-- BEGIN Provided records --

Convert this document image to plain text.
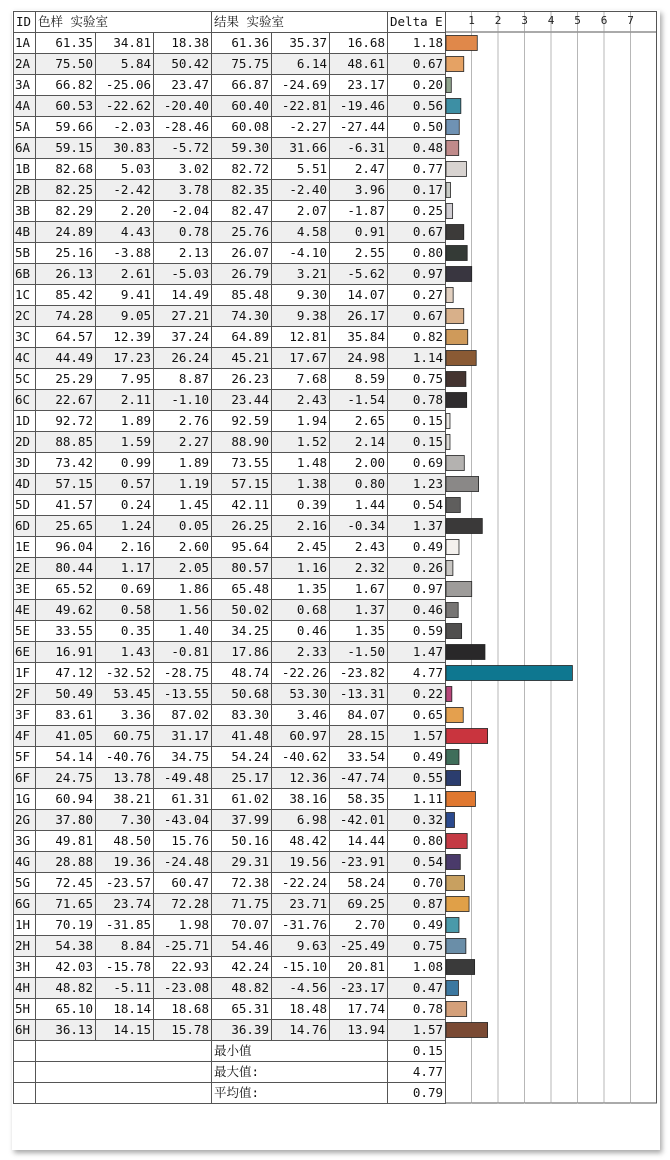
ID	色样 实验室			结果 实验室			Delta E
1A	61.35	34.81	18.38	61.36	35.37	16.68	1.18
2A	75.50	5.84	50.42	75.75	6.14	48.61	0.67
3A	66.82	-25.06	23.47	66.87	-24.69	23.17	0.20
4A	60.53	-22.62	-20.40	60.40	-22.81	-19.46	0.56
5A	59.66	-2.03	-28.46	60.08	-2.27	-27.44	0.50
6A	59.15	30.83	-5.72	59.30	31.66	-6.31	0.48
1B	82.68	5.03	3.02	82.72	5.51	2.47	0.77
2B	82.25	-2.42	3.78	82.35	-2.40	3.96	0.17
3B	82.29	2.20	-2.04	82.47	2.07	-1.87	0.25
4B	24.89	4.43	0.78	25.76	4.58	0.91	0.67
5B	25.16	-3.88	2.13	26.07	-4.10	2.55	0.80
6B	26.13	2.61	-5.03	26.79	3.21	-5.62	0.97
1C	85.42	9.41	14.49	85.48	9.30	14.07	0.27
2C	74.28	9.05	27.21	74.30	9.38	26.17	0.67
3C	64.57	12.39	37.24	64.89	12.81	35.84	0.82
4C	44.49	17.23	26.24	45.21	17.67	24.98	1.14
5C	25.29	7.95	8.87	26.23	7.68	8.59	0.75
6C	22.67	2.11	-1.10	23.44	2.43	-1.54	0.78
1D	92.72	1.89	2.76	92.59	1.94	2.65	0.15
2D	88.85	1.59	2.27	88.90	1.52	2.14	0.15
3D	73.42	0.99	1.89	73.55	1.48	2.00	0.69
4D	57.15	0.57	1.19	57.15	1.38	0.80	1.23
5D	41.57	0.24	1.45	42.11	0.39	1.44	0.54
6D	25.65	1.24	0.05	26.25	2.16	-0.34	1.37
1E	96.04	2.16	2.60	95.64	2.45	2.43	0.49
2E	80.44	1.17	2.05	80.57	1.16	2.32	0.26
3E	65.52	0.69	1.86	65.48	1.35	1.67	0.97
4E	49.62	0.58	1.56	50.02	0.68	1.37	0.46
5E	33.55	0.35	1.40	34.25	0.46	1.35	0.59
6E	16.91	1.43	-0.81	17.86	2.33	-1.50	1.47
1F	47.12	-32.52	-28.75	48.74	-22.26	-23.82	4.77
2F	50.49	53.45	-13.55	50.68	53.30	-13.31	0.22
3F	83.61	3.36	87.02	83.30	3.46	84.07	0.65
4F	41.05	60.75	31.17	41.48	60.97	28.15	1.57
5F	54.14	-40.76	34.75	54.24	-40.62	33.54	0.49
6F	24.75	13.78	-49.48	25.17	12.36	-47.74	0.55
1G	60.94	38.21	61.31	61.02	38.16	58.35	1.11
2G	37.80	7.30	-43.04	37.99	6.98	-42.01	0.32
3G	49.81	48.50	15.76	50.16	48.42	14.44	0.80
4G	28.88	19.36	-24.48	29.31	19.56	-23.91	0.54
5G	72.45	-23.57	60.47	72.38	-22.24	58.24	0.70
6G	71.65	23.74	72.28	71.75	23.71	69.25	0.87
1H	70.19	-31.85	1.98	70.07	-31.76	2.70	0.49
2H	54.38	8.84	-25.71	54.46	9.63	-25.49	0.75
3H	42.03	-15.78	22.93	42.24	-15.10	20.81	1.08
4H	48.82	-5.11	-23.08	48.82	-4.56	-23.17	0.47
5H	65.10	18.14	18.68	65.31	18.48	17.74	0.78
6H	36.13	14.15	15.78	36.39	14.76	13.94	1.57
				最小值			0.15
				最大值:			4.77
				平均值:			0.79
1 2 3 4 5 6 7
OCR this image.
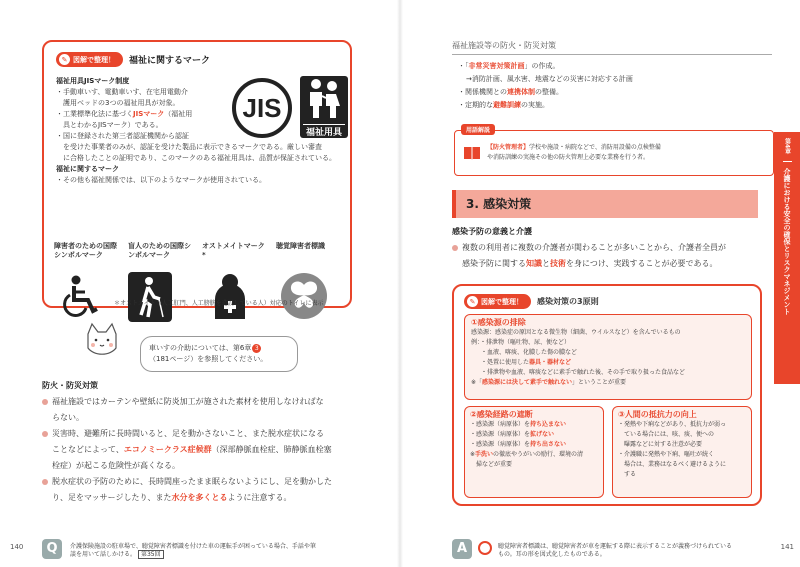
✎ 図解で整理！ 福祉に関するマーク
福祉用具JISマーク制度
・手動車いす、電動車いす、在宅用電動介
護用ベッドの3つの福祉用具が対象。
・工業標準化法に基づくJISマーク（福祉用
具とわかるJISマーク）である。
・国に登録された第三者認証機関から認証
を受けた事業者のみが、認証を受けた製品に表示できるマークである。厳しい審査
に合格したことの証明であり、このマークのある福祉用具は、品質が保証されている。
福祉に関するマーク
・その他も福祉関係では、以下のようなマークが使用されている。
JIS
福祉用具
障害者のための国際シンボルマーク
盲人のための国際シンボルマーク
オストメイトマーク*
聴覚障害者標識
＊オストメイト（人工肛門、人工膀胱を造設している人）対応のトイレに表示
車いすの介助については、第6章 3
（181ページ）を参照してください。
防火・防災対策
福祉施設ではカーテンや壁紙に防炎加工が施された素材を使用しなければな
らない。
災害時、避難所に長時間いると、足を動かさないこと、また脱水症状になる
ことなどによって、エコノミークラス症候群（深部静脈血栓症、肺静脈血栓塞
栓症）が起こる危険性が高くなる。
脱水症状の予防のために、長時間座ったまま眠らないようにし、足を動かした
り、足をマッサージしたり、また水分を多くとるように注意する。
140	Q	介護保険施設の駐車場で、聴覚障害者標識を付けた車の運転手が困っている場合、手話や筆
談を用いて話しかける。 第35回
福祉施設等の防火・防災対策
・「非常災害対策計画」の作成。
→消防計画、風水害、地震などの災害に対応する計画
・関係機関との連携体制の整備。
・定期的な避難訓練の実施。
用語解説
【防火管理者】学校や施設・病院などで、消防用設備の点検整備
や消防訓練の実施その他の防火管理上必要な業務を行う者。
3. 感染対策
感染予防の意義と介護
複数の利用者に複数の介護者が関わることが多いことから、介護者全員が
感染予防に関する知識と技術を身につけ、実践することが必要である。
✎ 図解で整理！ 感染対策の3原則
①感染源の排除
感染源：感染症の原因となる微生物（細菌、ウイルスなど）を含んでいるもの
例：・排泄物（嘔吐物、尿、便など）
・血液、喀痰、化膿した傷の膿など
・処置に使用した器具・器材など
・排泄物や血液、喀痰などに素手で触れた後、その手で取り扱った食品など
※「感染源には決して素手で触れない」ということが重要
②感染経路の遮断
・感染源（病原体）を持ち込まない
・感染源（病原体）を拡げない
・感染源（病原体）を持ち出さない
※手洗いの徹底やうがいの励行、環境の清
掃などが重要
③人間の抵抗力の向上
・発熱や下痢などがあり、抵抗力が弱っ
ている場合には、咳、痰、便への
曝露などに対する注意が必要
・介護職に発熱や下痢、嘔吐が続く
場合は、業務はなるべく避けるように
する
第4章
介護における安全の確保とリスクマネジメント
A	聴覚障害者標識は、聴覚障害者が車を運転する際に表示することが義務づけられている
もの。耳の形を図式化したものである。
141
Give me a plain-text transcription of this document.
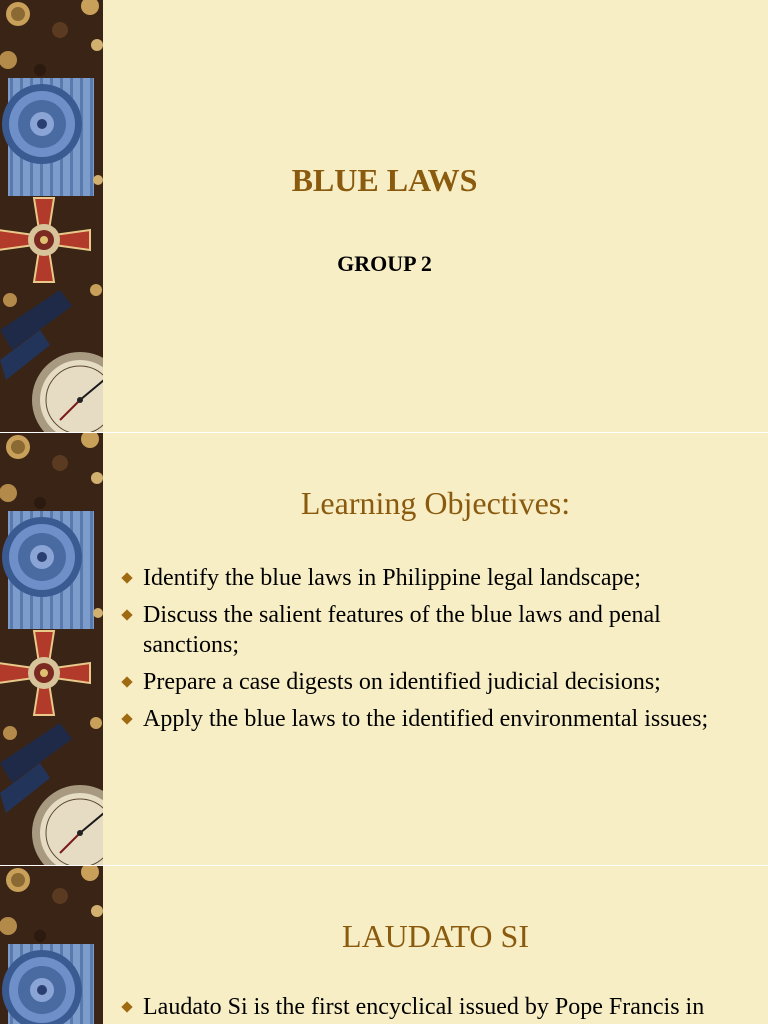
BLUE LAWS
GROUP 2
Learning Objectives:
Identify the blue laws in Philippine legal landscape;
Discuss the salient features of the blue laws and penal sanctions;
Prepare a case digests on identified judicial decisions;
Apply the blue laws to the identified environmental issues;
LAUDATO SI
Laudato Si is the first encyclical issued by Pope Francis in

-- END Provided records --

▶ **Description of the task**
Return all lines containing the word "document".

▶ **Answer in full**
Convert this document image to plain text.
Give me a plain-text transcription of this document.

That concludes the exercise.